Array alignment
Array alignment is necessary to get performance on x86 architectures. Indeed, vector instructions (SSE,AVX,AVX-512) require the data to be aligned on a 16-, 32- or 64-byte boundary. With the Intel compiler, it is possible to give the compiler a directive to align an array on a given boundary:
!DIR$ ATTRIBUTES ALIGN : 32 :: X
Doing this will force the first element of array X
to have an address
which is a multiple of 256 bits. Using aligned arrays for one-dimensional
array will remove the peeling loops produced by the compiler when
producing and auto-vectorized binary.
For two-dimensional arrays, it is possible to have all columns aligned if the array is aligned and the length of a column is a multiple of the alignment.

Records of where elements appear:
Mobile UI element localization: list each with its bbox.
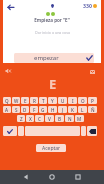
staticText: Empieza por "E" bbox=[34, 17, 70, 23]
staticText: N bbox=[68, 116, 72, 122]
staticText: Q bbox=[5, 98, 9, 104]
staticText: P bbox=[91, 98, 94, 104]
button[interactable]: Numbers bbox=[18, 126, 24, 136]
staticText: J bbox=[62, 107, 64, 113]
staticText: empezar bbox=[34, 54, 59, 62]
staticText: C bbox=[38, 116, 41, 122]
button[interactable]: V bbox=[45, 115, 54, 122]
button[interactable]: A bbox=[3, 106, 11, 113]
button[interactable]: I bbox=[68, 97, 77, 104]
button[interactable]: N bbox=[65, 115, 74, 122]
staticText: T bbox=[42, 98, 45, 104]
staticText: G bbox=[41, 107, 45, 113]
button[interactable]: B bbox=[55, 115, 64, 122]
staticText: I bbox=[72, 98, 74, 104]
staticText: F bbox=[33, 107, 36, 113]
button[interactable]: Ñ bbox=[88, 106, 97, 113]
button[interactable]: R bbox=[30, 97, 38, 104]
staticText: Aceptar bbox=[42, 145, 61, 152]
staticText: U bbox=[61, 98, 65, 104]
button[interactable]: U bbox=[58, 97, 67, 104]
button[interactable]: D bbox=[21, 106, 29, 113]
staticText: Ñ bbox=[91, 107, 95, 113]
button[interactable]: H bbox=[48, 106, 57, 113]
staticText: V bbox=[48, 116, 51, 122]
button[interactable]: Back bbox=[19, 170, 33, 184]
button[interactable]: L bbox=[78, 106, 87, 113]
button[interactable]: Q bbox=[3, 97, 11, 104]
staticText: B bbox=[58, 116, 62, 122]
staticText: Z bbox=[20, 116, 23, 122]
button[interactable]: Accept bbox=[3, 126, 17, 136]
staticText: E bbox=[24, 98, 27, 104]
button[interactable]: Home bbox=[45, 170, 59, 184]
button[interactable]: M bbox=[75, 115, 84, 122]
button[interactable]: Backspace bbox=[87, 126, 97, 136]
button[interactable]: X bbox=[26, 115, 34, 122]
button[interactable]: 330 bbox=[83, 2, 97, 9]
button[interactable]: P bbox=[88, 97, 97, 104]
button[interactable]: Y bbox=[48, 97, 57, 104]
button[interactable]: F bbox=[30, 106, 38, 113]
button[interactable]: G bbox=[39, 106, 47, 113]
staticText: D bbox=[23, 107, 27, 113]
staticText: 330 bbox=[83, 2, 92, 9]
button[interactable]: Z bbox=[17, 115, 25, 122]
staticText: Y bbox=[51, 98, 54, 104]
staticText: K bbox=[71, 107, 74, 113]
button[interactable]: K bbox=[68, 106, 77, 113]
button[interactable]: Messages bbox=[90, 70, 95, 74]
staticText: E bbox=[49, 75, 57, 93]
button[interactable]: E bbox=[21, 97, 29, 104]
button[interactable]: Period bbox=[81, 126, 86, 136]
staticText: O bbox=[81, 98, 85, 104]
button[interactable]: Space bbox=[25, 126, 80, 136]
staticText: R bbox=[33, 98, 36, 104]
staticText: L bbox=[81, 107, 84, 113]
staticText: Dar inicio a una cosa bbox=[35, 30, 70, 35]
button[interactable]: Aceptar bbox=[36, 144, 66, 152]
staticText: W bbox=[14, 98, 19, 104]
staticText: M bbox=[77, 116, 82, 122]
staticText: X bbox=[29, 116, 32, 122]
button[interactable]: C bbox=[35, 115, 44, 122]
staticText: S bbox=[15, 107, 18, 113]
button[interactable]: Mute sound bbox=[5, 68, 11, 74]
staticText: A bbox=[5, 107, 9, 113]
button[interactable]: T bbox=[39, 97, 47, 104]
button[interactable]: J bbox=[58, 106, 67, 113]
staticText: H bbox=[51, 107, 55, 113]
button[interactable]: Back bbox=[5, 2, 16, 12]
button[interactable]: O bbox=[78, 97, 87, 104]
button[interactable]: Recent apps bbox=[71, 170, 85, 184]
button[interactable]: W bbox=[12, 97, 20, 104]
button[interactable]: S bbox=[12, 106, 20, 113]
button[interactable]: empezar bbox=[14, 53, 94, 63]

#### Written request
According to the text on array alignment, why is aligning arrays necessary for performance on x86 architectures?

#### Full response
Aligning arrays is necessary because the vector instructions (SSE, AVX, AVX-512) require the data to be aligned on a 16-, 32- or 64-byte boundary.